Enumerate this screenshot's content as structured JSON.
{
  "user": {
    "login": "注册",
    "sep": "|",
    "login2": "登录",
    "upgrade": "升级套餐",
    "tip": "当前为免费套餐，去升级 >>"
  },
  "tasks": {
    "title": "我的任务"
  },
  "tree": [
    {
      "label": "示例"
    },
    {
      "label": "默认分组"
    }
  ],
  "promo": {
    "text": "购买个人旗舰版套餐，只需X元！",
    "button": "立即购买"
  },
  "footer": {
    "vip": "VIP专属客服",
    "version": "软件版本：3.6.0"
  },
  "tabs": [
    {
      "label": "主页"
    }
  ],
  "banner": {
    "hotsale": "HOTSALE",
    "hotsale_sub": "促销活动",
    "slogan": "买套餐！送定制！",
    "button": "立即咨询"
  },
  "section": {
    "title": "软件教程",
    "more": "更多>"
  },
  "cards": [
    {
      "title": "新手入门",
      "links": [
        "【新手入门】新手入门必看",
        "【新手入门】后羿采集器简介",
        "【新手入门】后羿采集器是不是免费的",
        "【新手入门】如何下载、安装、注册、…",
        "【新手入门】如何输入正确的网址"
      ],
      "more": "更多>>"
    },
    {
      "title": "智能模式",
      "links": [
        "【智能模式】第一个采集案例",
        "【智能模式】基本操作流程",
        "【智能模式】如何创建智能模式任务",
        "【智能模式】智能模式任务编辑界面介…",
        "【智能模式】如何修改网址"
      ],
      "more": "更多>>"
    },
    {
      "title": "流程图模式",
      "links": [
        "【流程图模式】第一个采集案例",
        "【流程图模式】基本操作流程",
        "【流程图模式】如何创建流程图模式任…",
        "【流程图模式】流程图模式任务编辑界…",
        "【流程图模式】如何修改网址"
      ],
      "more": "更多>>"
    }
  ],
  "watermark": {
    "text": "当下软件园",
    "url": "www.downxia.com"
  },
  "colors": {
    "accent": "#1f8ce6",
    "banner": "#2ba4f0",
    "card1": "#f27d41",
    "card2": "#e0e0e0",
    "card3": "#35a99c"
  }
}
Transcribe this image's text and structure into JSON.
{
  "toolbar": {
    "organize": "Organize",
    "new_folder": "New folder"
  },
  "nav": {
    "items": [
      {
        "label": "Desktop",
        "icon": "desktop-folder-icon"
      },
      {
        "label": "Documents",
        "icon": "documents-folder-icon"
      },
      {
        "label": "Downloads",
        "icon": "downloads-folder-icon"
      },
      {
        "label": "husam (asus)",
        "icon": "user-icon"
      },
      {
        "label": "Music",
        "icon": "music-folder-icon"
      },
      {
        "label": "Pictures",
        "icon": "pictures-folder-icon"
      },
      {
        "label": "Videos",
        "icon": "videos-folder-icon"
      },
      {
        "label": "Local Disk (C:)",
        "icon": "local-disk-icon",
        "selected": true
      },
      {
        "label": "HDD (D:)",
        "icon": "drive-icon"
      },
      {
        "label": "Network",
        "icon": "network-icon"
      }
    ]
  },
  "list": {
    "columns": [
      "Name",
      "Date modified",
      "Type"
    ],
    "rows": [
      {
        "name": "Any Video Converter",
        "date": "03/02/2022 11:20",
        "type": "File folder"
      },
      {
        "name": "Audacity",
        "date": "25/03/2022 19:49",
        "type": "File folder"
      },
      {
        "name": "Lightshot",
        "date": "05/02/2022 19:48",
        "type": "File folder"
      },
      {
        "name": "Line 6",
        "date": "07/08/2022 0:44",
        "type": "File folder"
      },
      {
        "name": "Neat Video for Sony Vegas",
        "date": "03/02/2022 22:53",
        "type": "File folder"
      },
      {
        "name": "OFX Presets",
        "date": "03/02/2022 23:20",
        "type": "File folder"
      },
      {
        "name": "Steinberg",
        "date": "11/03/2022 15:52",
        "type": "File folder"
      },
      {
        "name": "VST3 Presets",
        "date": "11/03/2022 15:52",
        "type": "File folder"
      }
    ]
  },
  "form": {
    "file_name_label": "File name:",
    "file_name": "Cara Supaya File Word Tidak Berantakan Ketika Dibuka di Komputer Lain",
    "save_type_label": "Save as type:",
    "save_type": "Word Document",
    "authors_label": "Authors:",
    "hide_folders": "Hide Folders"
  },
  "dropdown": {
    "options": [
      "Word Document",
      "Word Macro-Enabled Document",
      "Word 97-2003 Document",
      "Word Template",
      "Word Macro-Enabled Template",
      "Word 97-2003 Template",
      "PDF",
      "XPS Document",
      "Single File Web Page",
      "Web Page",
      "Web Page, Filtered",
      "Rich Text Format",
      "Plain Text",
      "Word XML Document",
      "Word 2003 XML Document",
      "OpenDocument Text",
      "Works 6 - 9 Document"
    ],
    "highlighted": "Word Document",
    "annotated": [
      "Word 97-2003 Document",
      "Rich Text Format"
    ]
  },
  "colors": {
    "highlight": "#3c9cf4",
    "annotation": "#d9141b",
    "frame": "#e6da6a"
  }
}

################

_Directions_
Would you write down every record again, exactly?

_Exercise response_
Enumerate this screenshot's content as structured JSON.
{
  "user": {
    "login": "注册",
    "sep": "|",
    "login2": "登录",
    "upgrade": "升级套餐",
    "tip": "当前为免费套餐，去升级 >>"
  },
  "tasks": {
    "title": "我的任务"
  },
  "tree": [
    {
      "label": "示例"
    },
    {
      "label": "默认分组"
    }
  ],
  "promo": {
    "text": "购买个人旗舰版套餐，只需X元！",
    "button": "立即购买"
  },
  "footer": {
    "vip": "VIP专属客服",
    "version": "软件版本：3.6.0"
  },
  "tabs": [
    {
      "label": "主页"
    }
  ],
  "banner": {
    "hotsale": "HOTSALE",
    "hotsale_sub": "促销活动",
    "slogan": "买套餐！送定制！",
    "button": "立即咨询"
  },
  "section": {
    "title": "软件教程",
    "more": "更多>"
  },
  "cards": [
    {
      "title": "新手入门",
      "links": [
        "【新手入门】新手入门必看",
        "【新手入门】后羿采集器简介",
        "【新手入门】后羿采集器是不是免费的",
        "【新手入门】如何下载、安装、注册、…",
        "【新手入门】如何输入正确的网址"
      ],
      "more": "更多>>"
    },
    {
      "title": "智能模式",
      "links": [
        "【智能模式】第一个采集案例",
        "【智能模式】基本操作流程",
        "【智能模式】如何创建智能模式任务",
        "【智能模式】智能模式任务编辑界面介…",
        "【智能模式】如何修改网址"
      ],
      "more": "更多>>"
    },
    {
      "title": "流程图模式",
      "links": [
        "【流程图模式】第一个采集案例",
        "【流程图模式】基本操作流程",
        "【流程图模式】如何创建流程图模式任…",
        "【流程图模式】流程图模式任务编辑界…",
        "【流程图模式】如何修改网址"
      ],
      "more": "更多>>"
    }
  ],
  "watermark": {
    "text": "当下软件园",
    "url": "www.downxia.com"
  },
  "colors": {
    "accent": "#1f8ce6",
    "banner": "#2ba4f0",
    "card1": "#f27d41",
    "card2": "#e0e0e0",
    "card3": "#35a99c"
  }
}
Transcribe this image's text and structure into JSON.
{
  "toolbar": {
    "organize": "Organize",
    "new_folder": "New folder"
  },
  "nav": {
    "items": [
      {
        "label": "Desktop",
        "icon": "desktop-folder-icon"
      },
      {
        "label": "Documents",
        "icon": "documents-folder-icon"
      },
      {
        "label": "Downloads",
        "icon": "downloads-folder-icon"
      },
      {
        "label": "husam (asus)",
        "icon": "user-icon"
      },
      {
        "label": "Music",
        "icon": "music-folder-icon"
      },
      {
        "label": "Pictures",
        "icon": "pictures-folder-icon"
      },
      {
        "label": "Videos",
        "icon": "videos-folder-icon"
      },
      {
        "label": "Local Disk (C:)",
        "icon": "local-disk-icon",
        "selected": true
      },
      {
        "label": "HDD (D:)",
        "icon": "drive-icon"
      },
      {
        "label": "Network",
        "icon": "network-icon"
      }
    ]
  },
  "list": {
    "columns": [
      "Name",
      "Date modified",
      "Type"
    ],
    "rows": [
      {
        "name": "Any Video Converter",
        "date": "03/02/2022 11:20",
        "type": "File folder"
      },
      {
        "name": "Audacity",
        "date": "25/03/2022 19:49",
        "type": "File folder"
      },
      {
        "name": "Lightshot",
        "date": "05/02/2022 19:48",
        "type": "File folder"
      },
      {
        "name": "Line 6",
        "date": "07/08/2022 0:44",
        "type": "File folder"
      },
      {
        "name": "Neat Video for Sony Vegas",
        "date": "03/02/2022 22:53",
        "type": "File folder"
      },
      {
        "name": "OFX Presets",
        "date": "03/02/2022 23:20",
        "type": "File folder"
      },
      {
        "name": "Steinberg",
        "date": "11/03/2022 15:52",
        "type": "File folder"
      },
      {
        "name": "VST3 Presets",
        "date": "11/03/2022 15:52",
        "type": "File folder"
      }
    ]
  },
  "form": {
    "file_name_label": "File name:",
    "file_name": "Cara Supaya File Word Tidak Berantakan Ketika Dibuka di Komputer Lain",
    "save_type_label": "Save as type:",
    "save_type": "Word Document",
    "authors_label": "Authors:",
    "hide_folders": "Hide Folders"
  },
  "dropdown": {
    "options": [
      "Word Document",
      "Word Macro-Enabled Document",
      "Word 97-2003 Document",
      "Word Template",
      "Word Macro-Enabled Template",
      "Word 97-2003 Template",
      "PDF",
      "XPS Document",
      "Single File Web Page",
      "Web Page",
      "Web Page, Filtered",
      "Rich Text Format",
      "Plain Text",
      "Word XML Document",
      "Word 2003 XML Document",
      "OpenDocument Text",
      "Works 6 - 9 Document"
    ],
    "highlighted": "Word Document",
    "annotated": [
      "Word 97-2003 Document",
      "Rich Text Format"
    ]
  },
  "colors": {
    "highlight": "#3c9cf4",
    "annotation": "#d9141b",
    "frame": "#e6da6a"
  }
}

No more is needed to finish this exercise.